--- start Task input ---

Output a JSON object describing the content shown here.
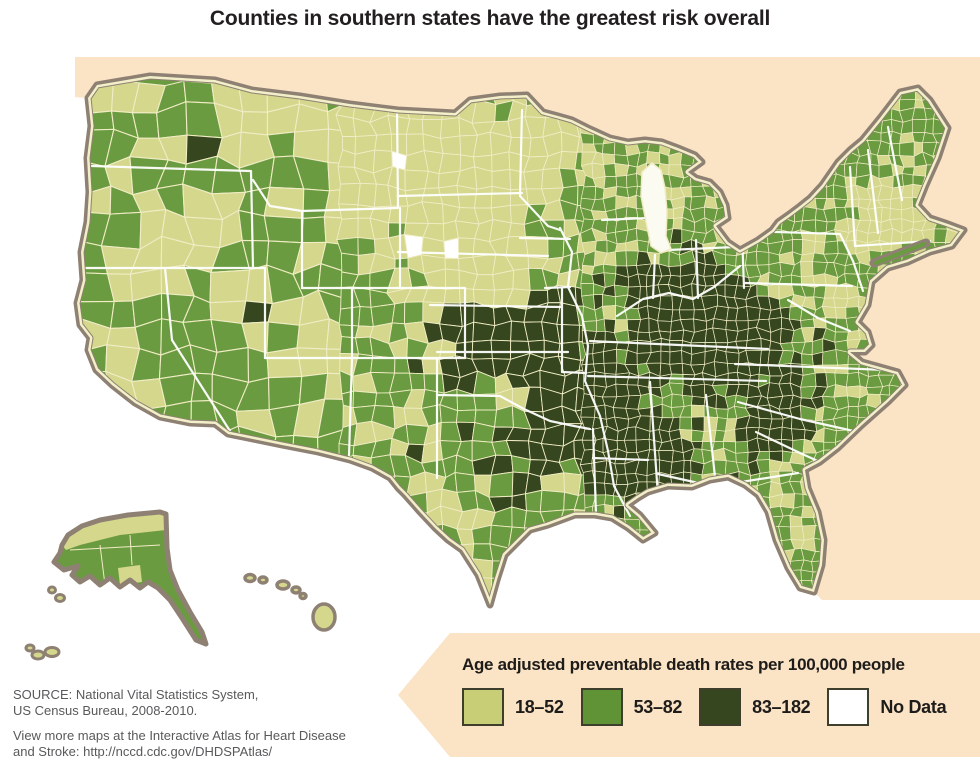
{
  "title": "Counties in southern states have the greatest risk overall",
  "legend": {
    "title": "Age adjusted preventable death rates per 100,000 people",
    "items": [
      {
        "label": "18–52",
        "color": "#C7CE76"
      },
      {
        "label": "53–82",
        "color": "#609336"
      },
      {
        "label": "83–182",
        "color": "#364720"
      },
      {
        "label": "No Data",
        "color": "#FFFFFF"
      }
    ]
  },
  "source": {
    "line1": "SOURCE: National Vital Statistics System,",
    "line2": "US Census Bureau, 2008-2010.",
    "line3": "View more maps at the Interactive Atlas for Heart Disease",
    "line4": "and Stroke: http://nccd.cdc.gov/DHDSPAtlas/"
  },
  "map": {
    "background": "#FBE3C5",
    "ocean": "#FFFFFF",
    "border_color": "#8E8173",
    "inner_coast_line": "#F3EFC9",
    "county_line": "#F0ECC4",
    "state_line": "#FFFFFF",
    "lake_fill": "#FCFBF2",
    "palette": {
      "light": "#D4D78C",
      "medium": "#6B9B40",
      "dark": "#36461E",
      "nodata": "#FFFFFF"
    }
  },
  "chart_data": {
    "type": "choropleth-map",
    "title": "Counties in southern states have the greatest risk overall",
    "measure": "Age adjusted preventable death rates per 100,000 people",
    "geography": "United States counties (with Alaska and Hawaii insets)",
    "classes": [
      {
        "label": "18–52",
        "color": "#C7CE76"
      },
      {
        "label": "53–82",
        "color": "#609336"
      },
      {
        "label": "83–182",
        "color": "#364720"
      },
      {
        "label": "No Data",
        "color": "#FFFFFF"
      }
    ],
    "pattern_note": "Highest-rate (darkest) counties cluster across the South: Oklahoma, Arkansas, Louisiana, Mississippi, Alabama, Tennessee, Kentucky, West Virginia and Georgia; lightest counties cluster in the northern Great Plains and upper Midwest."
  }
}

--- end Task input ---

== Requirements ==
Scan the material above. Extract every line in which the word "death" occurs.

== Task answer ==
    "title": "Age adjusted preventable death rates per 100,000 people",
    "measure": "Age adjusted preventable death rates per 100,000 people",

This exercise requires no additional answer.